#### Task:
Keep only the lines of the data below that contain "reaksiyasi", and copy them.

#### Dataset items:
------------------------------------------------------------

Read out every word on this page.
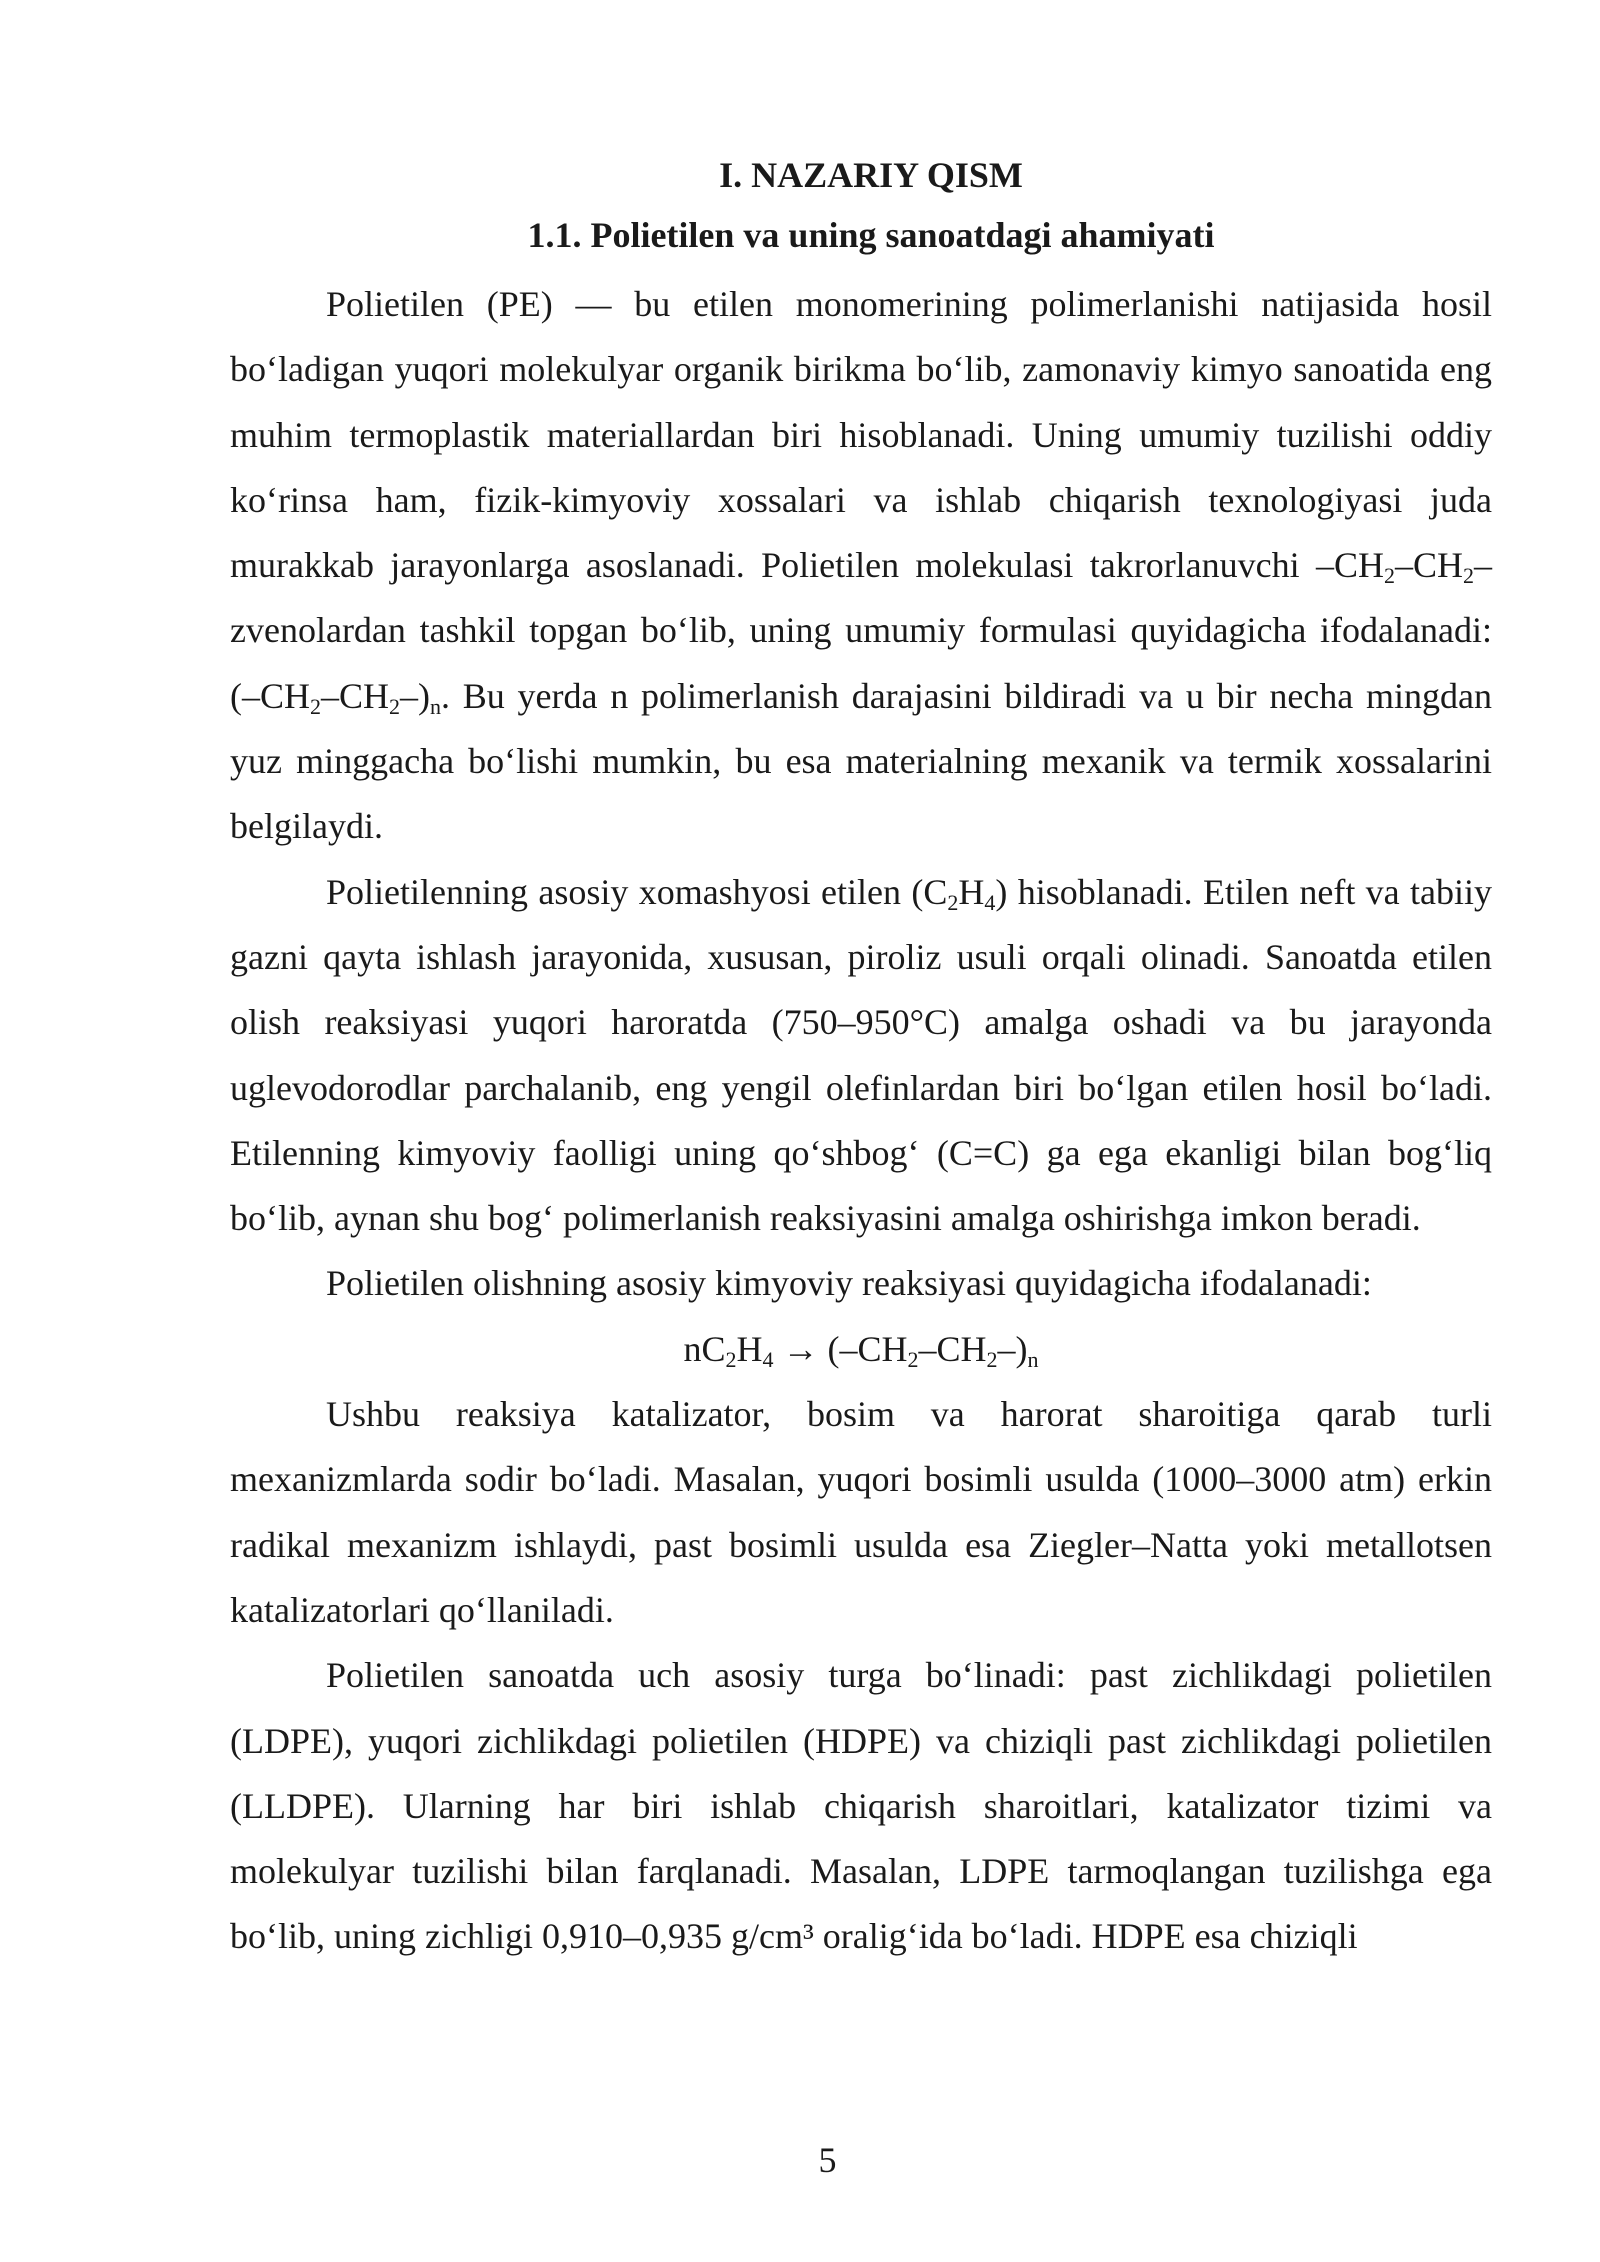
I. NAZARIY QISM
1.1. Polietilen va uning sanoatdagi ahamiyati

Polietilen (PE) — bu etilen monomerining polimerlanishi natijasida hosil bo‘ladigan yuqori molekulyar organik birikma bo‘lib, zamonaviy kimyo sanoatida eng muhim termoplastik materiallardan biri hisoblanadi. Uning umumiy tuzilishi oddiy ko‘rinsa ham, fizik-kimyoviy xossalari va ishlab chiqarish texnologiyasi juda murakkab jarayonlarga asoslanadi. Polietilen molekulasi takrorlanuvchi $-CH_2-CH_2-$ zvenolardan tashkil topgan bo‘lib, uning umumiy formulasi quyidagicha ifodalanadi: $(-CH_2-CH_2-)_n$. Bu yerda n polimerlanish darajasini bildiradi va u bir necha mingdan yuz minggacha bo‘lishi mumkin, bu esa materialning mexanik va termik xossalarini belgilaydi.

Polietilenning asosiy xomashyosi etilen $(C_2H_4)$ hisoblanadi. Etilen neft va tabiiy gazni qayta ishlash jarayonida, xususan, piroliz usuli orqali olinadi. Sanoatda etilen olish reaksiyasi yuqori haroratda (750–950°C) amalga oshadi va bu jarayonda uglevodorodlar parchalanib, eng yengil olefinlardan biri bo‘lgan etilen hosil bo‘ladi. Etilenning kimyoviy faolligi uning qo‘shbog‘ (C=C) ga ega ekanligi bilan bog‘liq bo‘lib, aynan shu bog‘ polimerlanish reaksiyasini amalga oshirishga imkon beradi.

Polietilen olishning asosiy kimyoviy reaksiyasi quyidagicha ifodalanadi:

$nC_2H_4 \to (-CH_2-CH_2-)_n$

Ushbu reaksiya katalizator, bosim va harorat sharoitiga qarab turli mexanizmlarda sodir bo‘ladi. Masalan, yuqori bosimli usulda (1000–3000 atm) erkin radikal mexanizm ishlaydi, past bosimli usulda esa Ziegler–Natta yoki metallotsen katalizatorlari qo‘llaniladi.

Polietilen sanoatda uch asosiy turga bo‘linadi: past zichlikdagi polietilen (LDPE), yuqori zichlikdagi polietilen (HDPE) va chiziqli past zichlikdagi polietilen (LLDPE). Ularning har biri ishlab chiqarish sharoitlari, katalizator tizimi va molekulyar tuzilishi bilan farqlanadi. Masalan, LDPE tarmoqlangan tuzilishga ega bo‘lib, uning zichligi 0,910–0,935 g/cm³ oralig‘ida bo‘ladi. HDPE esa chiziqli

5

------------------------------------------------------------

#### Exercise response:
Polietilenning asosiy xomashyosi etilen $(C_2H_4)$ hisoblanadi. Etilen neft va tabiiy gazni qayta ishlash jarayonida, xususan, piroliz usuli orqali olinadi. Sanoatda etilen olish reaksiyasi yuqori haroratda (750–950°C) amalga oshadi va bu jarayonda uglevodorodlar parchalanib, eng yengil olefinlardan biri bo‘lgan etilen hosil bo‘ladi. Etilenning kimyoviy faolligi uning qo‘shbog‘ (C=C) ga ega ekanligi bilan bog‘liq bo‘lib, aynan shu bog‘ polimerlanish reaksiyasini amalga oshirishga imkon beradi.
Polietilen olishning asosiy kimyoviy reaksiyasi quyidagicha ifodalanadi:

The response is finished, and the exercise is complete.